Exercise> Pick out all lines in the listing holding the string "intact" and copy them.

· · · · ·

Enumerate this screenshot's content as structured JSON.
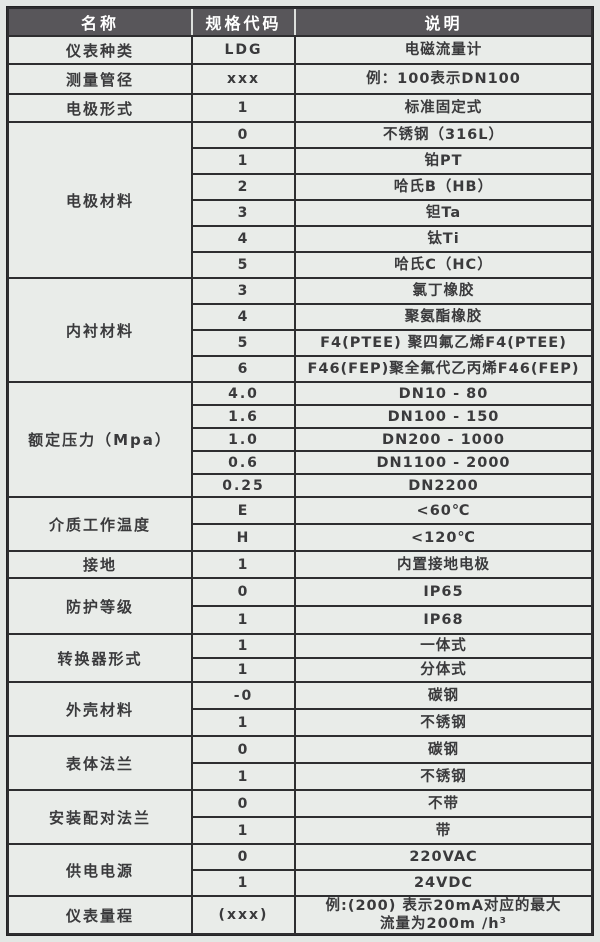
{
  "table": {
    "headers": [
      "名称",
      "规格代码",
      "说明"
    ],
    "groups": [
      {
        "name": "仪表种类",
        "rows": [
          {
            "code": "LDG",
            "desc": "电磁流量计"
          }
        ]
      },
      {
        "name": "测量管径",
        "rows": [
          {
            "code": "xxx",
            "desc": "例：100表示DN100"
          }
        ]
      },
      {
        "name": "电极形式",
        "rows": [
          {
            "code": "1",
            "desc": "标准固定式"
          }
        ]
      },
      {
        "name": "电极材料",
        "rows": [
          {
            "code": "0",
            "desc": "不锈钢（316L）"
          },
          {
            "code": "1",
            "desc": "铂PT"
          },
          {
            "code": "2",
            "desc": "哈氏B（HB）"
          },
          {
            "code": "3",
            "desc": "钽Ta"
          },
          {
            "code": "4",
            "desc": "钛Ti"
          },
          {
            "code": "5",
            "desc": "哈氏C（HC）"
          }
        ]
      },
      {
        "name": "内衬材料",
        "rows": [
          {
            "code": "3",
            "desc": "氯丁橡胶"
          },
          {
            "code": "4",
            "desc": "聚氨酯橡胶"
          },
          {
            "code": "5",
            "desc": "F4(PTEE) 聚四氟乙烯F4(PTEE)"
          },
          {
            "code": "6",
            "desc": "F46(FEP)聚全氟代乙丙烯F46(FEP)"
          }
        ]
      },
      {
        "name": "额定压力（Mpa）",
        "rows": [
          {
            "code": "4.0",
            "desc": "DN10 - 80"
          },
          {
            "code": "1.6",
            "desc": "DN100 - 150"
          },
          {
            "code": "1.0",
            "desc": "DN200 - 1000"
          },
          {
            "code": "0.6",
            "desc": "DN1100 - 2000"
          },
          {
            "code": "0.25",
            "desc": "DN2200"
          }
        ]
      },
      {
        "name": "介质工作温度",
        "rows": [
          {
            "code": "E",
            "desc": "<60℃"
          },
          {
            "code": "H",
            "desc": "<120℃"
          }
        ]
      },
      {
        "name": "接地",
        "rows": [
          {
            "code": "1",
            "desc": "内置接地电极"
          }
        ]
      },
      {
        "name": "防护等级",
        "rows": [
          {
            "code": "0",
            "desc": "IP65"
          },
          {
            "code": "1",
            "desc": "IP68"
          }
        ]
      },
      {
        "name": "转换器形式",
        "rows": [
          {
            "code": "1",
            "desc": "一体式"
          },
          {
            "code": "1",
            "desc": "分体式"
          }
        ]
      },
      {
        "name": "外壳材料",
        "rows": [
          {
            "code": "-0",
            "desc": "碳钢"
          },
          {
            "code": "1",
            "desc": "不锈钢"
          }
        ]
      },
      {
        "name": "表体法兰",
        "rows": [
          {
            "code": "0",
            "desc": "碳钢"
          },
          {
            "code": "1",
            "desc": "不锈钢"
          }
        ]
      },
      {
        "name": "安装配对法兰",
        "rows": [
          {
            "code": "0",
            "desc": "不带"
          },
          {
            "code": "1",
            "desc": "带"
          }
        ]
      },
      {
        "name": "供电电源",
        "rows": [
          {
            "code": "0",
            "desc": "220VAC"
          },
          {
            "code": "1",
            "desc": "24VDC"
          }
        ]
      },
      {
        "name": "仪表量程",
        "rows": [
          {
            "code": "(xxx)",
            "desc": "例:(200) 表示20mA对应的最大",
            "desc2": "流量为200m /h³"
          }
        ]
      }
    ],
    "colors": {
      "header_bg": "#58565a",
      "header_text": "#ffffff",
      "cell_bg": "#e9ece9",
      "grid_line": "#2e2e30",
      "text": "#3a3a3c"
    }
  }
}
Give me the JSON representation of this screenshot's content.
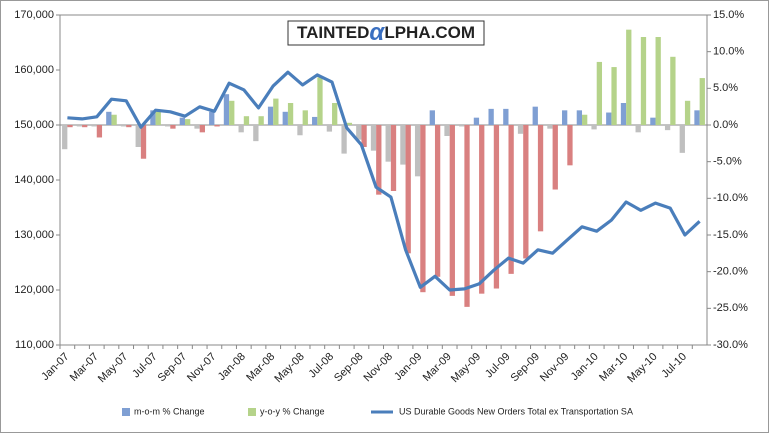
{
  "chart_data": {
    "type": "bar-line",
    "logo": [
      "TAINTED",
      "α",
      "LPHA.COM"
    ],
    "categories": [
      "Jan-07",
      null,
      "Mar-07",
      null,
      "May-07",
      null,
      "Jul-07",
      null,
      "Sep-07",
      null,
      "Nov-07",
      null,
      "Jan-08",
      null,
      "Mar-08",
      null,
      "May-08",
      null,
      "Jul-08",
      null,
      "Sep-08",
      null,
      "Nov-08",
      null,
      "Jan-09",
      null,
      "Mar-09",
      null,
      "May-09",
      null,
      "Jul-09",
      null,
      "Sep-09",
      null,
      "Nov-09",
      null,
      "Jan-10",
      null,
      "Mar-10",
      null,
      "May-10",
      null,
      "Jul-10",
      null
    ],
    "series": [
      {
        "name": "m-o-m % Change",
        "type": "bar",
        "axis": "y2",
        "color": "#7f9fd3",
        "negative_color": "#bfbfbf",
        "values": [
          -3.3,
          -0.2,
          -0.2,
          1.8,
          -0.2,
          -3.0,
          2.0,
          -0.2,
          1.0,
          -0.5,
          1.8,
          4.2,
          -1.0,
          -2.2,
          2.5,
          1.8,
          -1.4,
          1.1,
          -0.9,
          -3.9,
          -2.0,
          -3.5,
          -5.0,
          -5.4,
          -7.0,
          2.0,
          -1.5,
          -0.2,
          1.0,
          2.2,
          2.2,
          -1.2,
          2.5,
          -0.5,
          2.0,
          2.0,
          -0.6,
          1.7,
          3.0,
          -1.0,
          1.0,
          -0.7,
          -3.8,
          2.0
        ]
      },
      {
        "name": "y-o-y % Change",
        "type": "bar",
        "axis": "y2",
        "color": "#b5d38a",
        "negative_color": "#d98080",
        "values": [
          -0.3,
          -0.3,
          -1.7,
          1.4,
          -0.3,
          -4.6,
          1.8,
          -0.5,
          0.8,
          -1.0,
          -0.2,
          3.3,
          1.2,
          1.2,
          3.6,
          3.0,
          2.0,
          6.5,
          3.0,
          0.3,
          -3.0,
          -9.5,
          -9.0,
          -17.5,
          -22.8,
          -20.7,
          -23.3,
          -24.8,
          -23.0,
          -22.3,
          -20.3,
          -18.2,
          -14.5,
          -8.8,
          -5.5,
          1.4,
          8.6,
          7.9,
          13.0,
          12.0,
          12.0,
          9.3,
          3.3,
          6.4
        ]
      },
      {
        "name": "US Durable Goods New Orders Total ex Transportation SA",
        "type": "line",
        "color": "#4a7ebb",
        "values": [
          151300,
          151100,
          151500,
          154700,
          154400,
          149600,
          152700,
          152400,
          151600,
          153300,
          152500,
          157600,
          156400,
          153100,
          157100,
          159600,
          157300,
          159100,
          157800,
          149500,
          146400,
          138700,
          136900,
          127300,
          120500,
          122500,
          120000,
          120200,
          121100,
          123600,
          125800,
          124900,
          127300,
          126700,
          129100,
          131500,
          130700,
          132700,
          136000,
          134500,
          135800,
          134900,
          130000,
          132500
        ]
      }
    ],
    "ylim": [
      110000,
      170000
    ],
    "yticks": [
      {
        "value": 110000,
        "label": "110,000"
      },
      {
        "value": 120000,
        "label": "120,000"
      },
      {
        "value": 130000,
        "label": "130,000"
      },
      {
        "value": 140000,
        "label": "140,000"
      },
      {
        "value": 150000,
        "label": "150,000"
      },
      {
        "value": 160000,
        "label": "160,000"
      },
      {
        "value": 170000,
        "label": "170,000"
      }
    ],
    "y2lim": [
      -30,
      15
    ],
    "y2ticks": [
      {
        "value": -30,
        "label": "-30.0%"
      },
      {
        "value": -25,
        "label": "-25.0%"
      },
      {
        "value": -20,
        "label": "-20.0%"
      },
      {
        "value": -15,
        "label": "-15.0%"
      },
      {
        "value": -10,
        "label": "-10.0%"
      },
      {
        "value": -5,
        "label": "-5.0%"
      },
      {
        "value": 0,
        "label": "0.0%"
      },
      {
        "value": 5,
        "label": "5.0%"
      },
      {
        "value": 10,
        "label": "10.0%"
      },
      {
        "value": 15,
        "label": "15.0%"
      }
    ],
    "legend": "bottom"
  }
}
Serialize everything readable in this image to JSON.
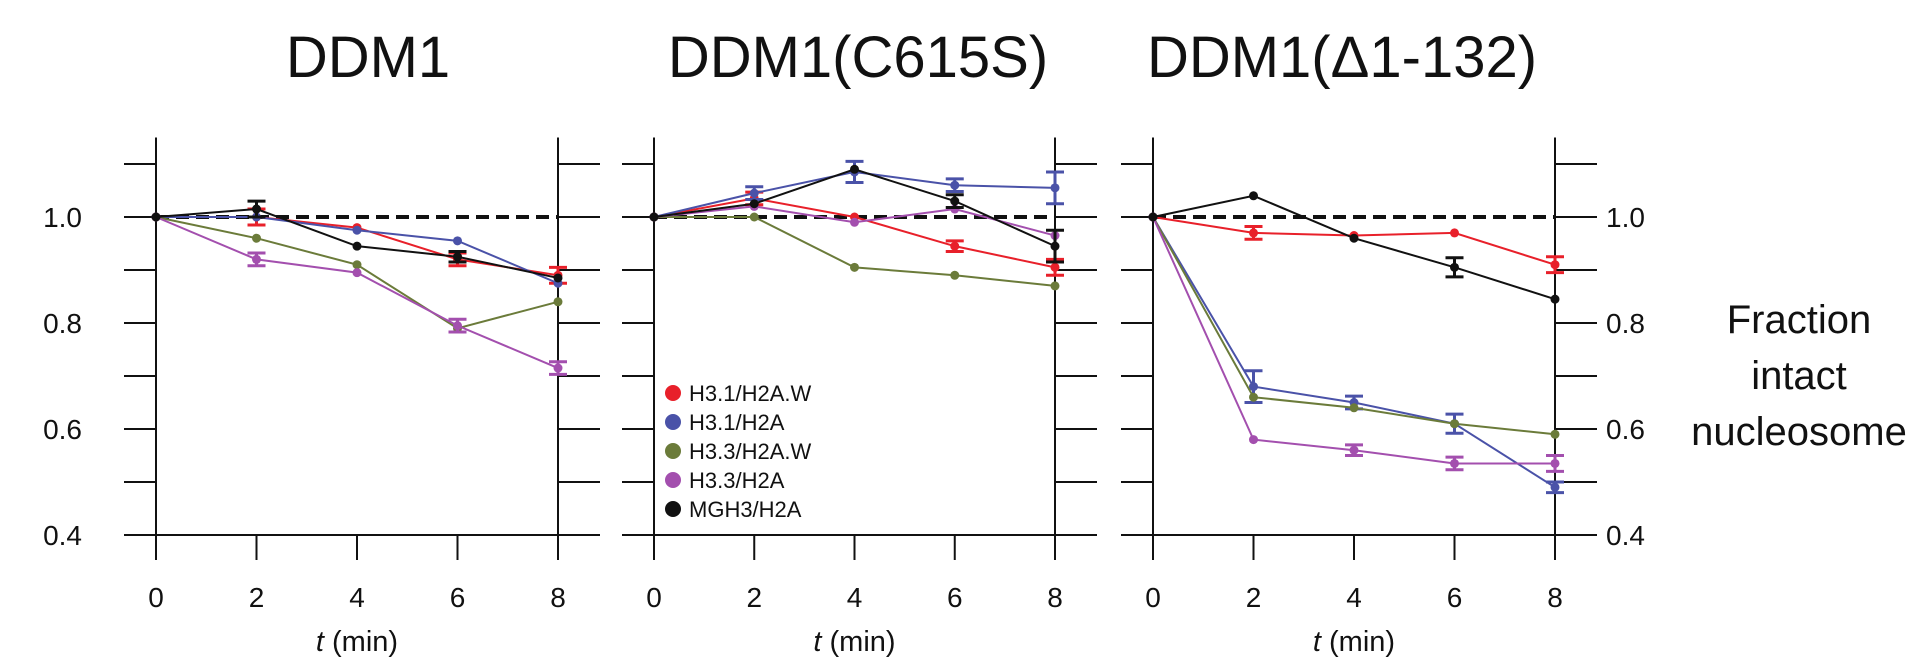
{
  "chart_data": {
    "type": "line",
    "ylabel": "Fraction intact nucleosome",
    "ylabel_lines": [
      "Fraction",
      "intact",
      "nucleosome"
    ],
    "xlabel_var": "t",
    "xlabel_unit": " (min)",
    "x_ticks": [
      0,
      2,
      4,
      6,
      8
    ],
    "y_ticks": [
      0.4,
      0.6,
      0.8,
      1.0
    ],
    "y_tick_labels": [
      "0.4",
      "0.6",
      "0.8",
      "1.0"
    ],
    "xlim": [
      0,
      8
    ],
    "ylim": [
      0.4,
      1.15
    ],
    "reference_line": 1.0,
    "legend": [
      {
        "name": "H3.1/H2A.W",
        "color": "#e8202a"
      },
      {
        "name": "H3.1/H2A",
        "color": "#4a52a8"
      },
      {
        "name": "H3.3/H2A.W",
        "color": "#6b7b3a"
      },
      {
        "name": "H3.3/H2A",
        "color": "#a34fae"
      },
      {
        "name": "MGH3/H2A",
        "color": "#111111"
      }
    ],
    "panels": [
      {
        "title": "DDM1",
        "series": [
          {
            "name": "H3.1/H2A.W",
            "x": [
              0,
              2,
              4,
              6,
              8
            ],
            "y": [
              1.0,
              1.0,
              0.98,
              0.92,
              0.89
            ],
            "err": [
              0,
              0.015,
              0,
              0.012,
              0.015
            ]
          },
          {
            "name": "H3.1/H2A",
            "x": [
              0,
              2,
              4,
              6,
              8
            ],
            "y": [
              1.0,
              1.0,
              0.975,
              0.955,
              0.875
            ],
            "err": [
              0,
              0,
              0,
              0,
              0
            ]
          },
          {
            "name": "H3.3/H2A.W",
            "x": [
              0,
              2,
              4,
              6,
              8
            ],
            "y": [
              1.0,
              0.96,
              0.91,
              0.79,
              0.84
            ],
            "err": [
              0,
              0,
              0,
              0,
              0
            ]
          },
          {
            "name": "H3.3/H2A",
            "x": [
              0,
              2,
              4,
              6,
              8
            ],
            "y": [
              1.0,
              0.92,
              0.895,
              0.795,
              0.715
            ],
            "err": [
              0,
              0.012,
              0,
              0.012,
              0.012
            ]
          },
          {
            "name": "MGH3/H2A",
            "x": [
              0,
              2,
              4,
              6,
              8
            ],
            "y": [
              1.0,
              1.015,
              0.945,
              0.925,
              0.885
            ],
            "err": [
              0,
              0.015,
              0,
              0.01,
              0
            ]
          }
        ]
      },
      {
        "title": "DDM1(C615S)",
        "series": [
          {
            "name": "H3.1/H2A.W",
            "x": [
              0,
              2,
              4,
              6,
              8
            ],
            "y": [
              1.0,
              1.035,
              1.0,
              0.945,
              0.905
            ],
            "err": [
              0,
              0.012,
              0,
              0.01,
              0.015
            ]
          },
          {
            "name": "H3.1/H2A",
            "x": [
              0,
              2,
              4,
              6,
              8
            ],
            "y": [
              1.0,
              1.045,
              1.085,
              1.06,
              1.055
            ],
            "err": [
              0,
              0.012,
              0.02,
              0.012,
              0.03
            ]
          },
          {
            "name": "H3.3/H2A.W",
            "x": [
              0,
              2,
              4,
              6,
              8
            ],
            "y": [
              1.0,
              1.0,
              0.905,
              0.89,
              0.87
            ],
            "err": [
              0,
              0,
              0,
              0,
              0
            ]
          },
          {
            "name": "H3.3/H2A",
            "x": [
              0,
              2,
              4,
              6,
              8
            ],
            "y": [
              1.0,
              1.02,
              0.99,
              1.015,
              0.965
            ],
            "err": [
              0,
              0,
              0,
              0,
              0
            ]
          },
          {
            "name": "MGH3/H2A",
            "x": [
              0,
              2,
              4,
              6,
              8
            ],
            "y": [
              1.0,
              1.025,
              1.09,
              1.03,
              0.945
            ],
            "err": [
              0,
              0,
              0,
              0.012,
              0.03
            ]
          }
        ]
      },
      {
        "title": "DDM1(Δ1-132)",
        "series": [
          {
            "name": "H3.1/H2A.W",
            "x": [
              0,
              2,
              4,
              6,
              8
            ],
            "y": [
              1.0,
              0.97,
              0.965,
              0.97,
              0.91
            ],
            "err": [
              0,
              0.012,
              0,
              0,
              0.015
            ]
          },
          {
            "name": "H3.1/H2A",
            "x": [
              0,
              2,
              4,
              6,
              8
            ],
            "y": [
              1.0,
              0.68,
              0.65,
              0.61,
              0.49
            ],
            "err": [
              0,
              0.03,
              0.012,
              0.018,
              0.01
            ]
          },
          {
            "name": "H3.3/H2A.W",
            "x": [
              0,
              2,
              4,
              6,
              8
            ],
            "y": [
              1.0,
              0.66,
              0.64,
              0.61,
              0.59
            ],
            "err": [
              0,
              0,
              0,
              0,
              0
            ]
          },
          {
            "name": "H3.3/H2A",
            "x": [
              0,
              2,
              4,
              6,
              8
            ],
            "y": [
              1.0,
              0.58,
              0.56,
              0.535,
              0.535
            ],
            "err": [
              0,
              0,
              0.01,
              0.012,
              0.015
            ]
          },
          {
            "name": "MGH3/H2A",
            "x": [
              0,
              2,
              4,
              6,
              8
            ],
            "y": [
              1.0,
              1.04,
              0.96,
              0.905,
              0.845
            ],
            "err": [
              0,
              0,
              0,
              0.018,
              0
            ]
          }
        ]
      }
    ]
  }
}
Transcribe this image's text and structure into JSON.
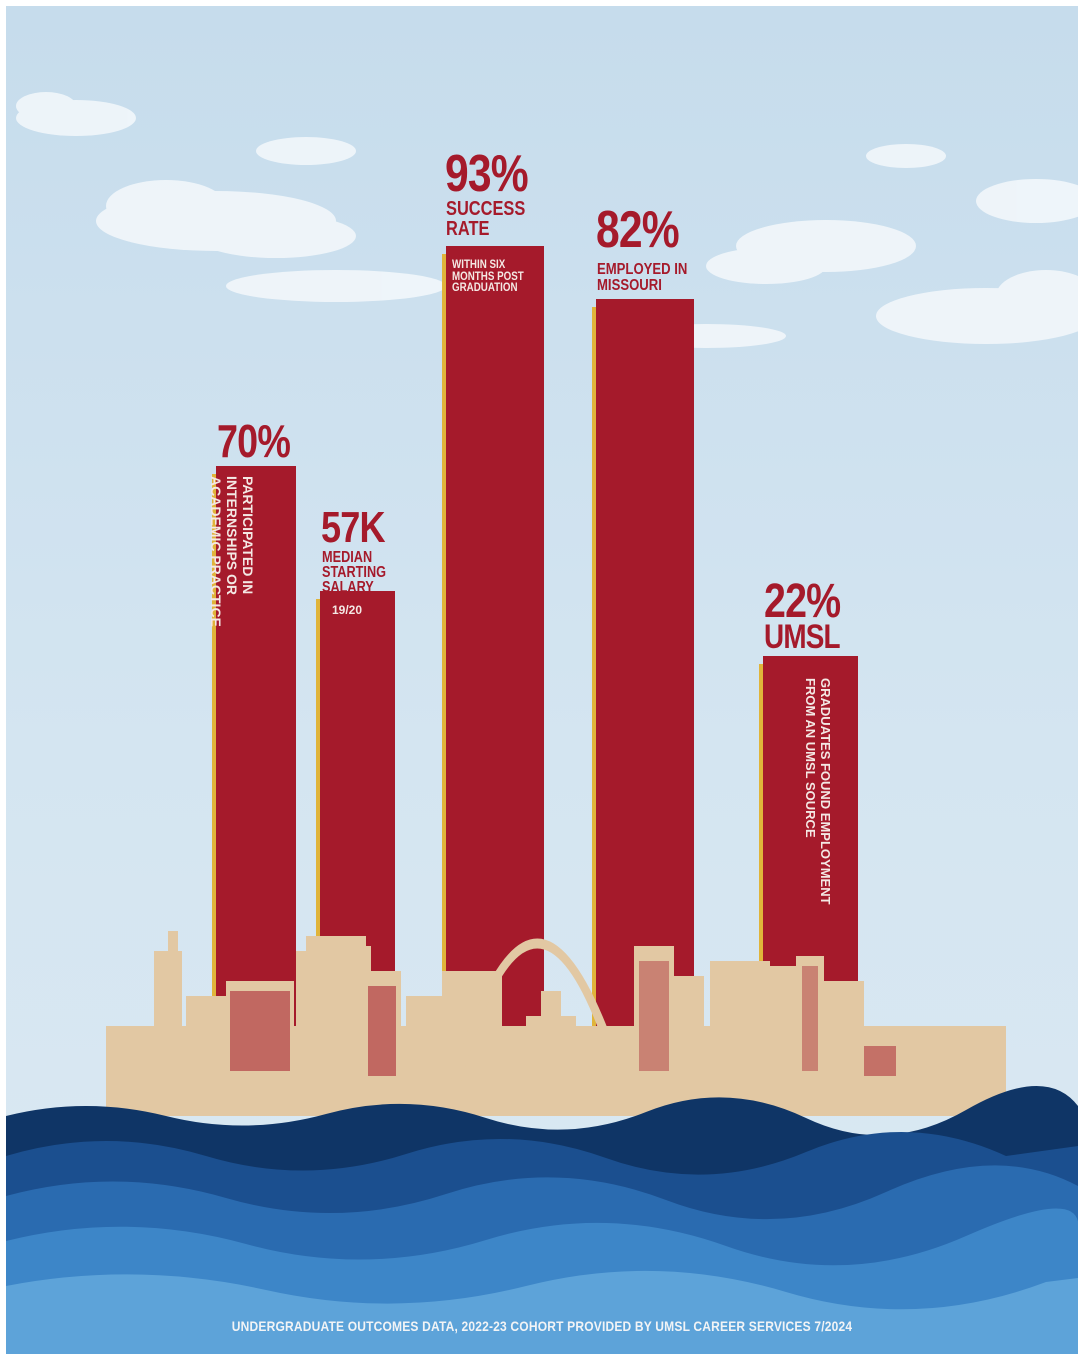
{
  "chart_data": {
    "type": "bar",
    "bars": [
      {
        "value_label": "70%",
        "label": "Participated in Internships or Academic Practice"
      },
      {
        "value_label": "57K",
        "label": "Median Starting Salary",
        "note": "19/20"
      },
      {
        "value_label": "93%",
        "label": "Success Rate",
        "note": "Within six months post graduation"
      },
      {
        "value_label": "82%",
        "label": "Employed in Missouri"
      },
      {
        "value_label": "22%",
        "label": "UMSL",
        "note": "Graduates found employment from an UMSL source"
      }
    ],
    "footer": "UNDERGRADUATE OUTCOMES DATA, 2022-23 COHORT PROVIDED BY UMSL CAREER SERVICES 7/2024"
  },
  "colors": {
    "bar": "#a51a2b",
    "bar_edge": "#e0b43a",
    "sky": "#cfe1ef",
    "skyline": "#e3c9a4",
    "water": [
      "#0f3566",
      "#1b4f8f",
      "#2a6bb0",
      "#3d86c8",
      "#5da3d9"
    ]
  }
}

· · · · ·

The answer>
    "ylabel": "Fraction intact nucleosome",
      "intact",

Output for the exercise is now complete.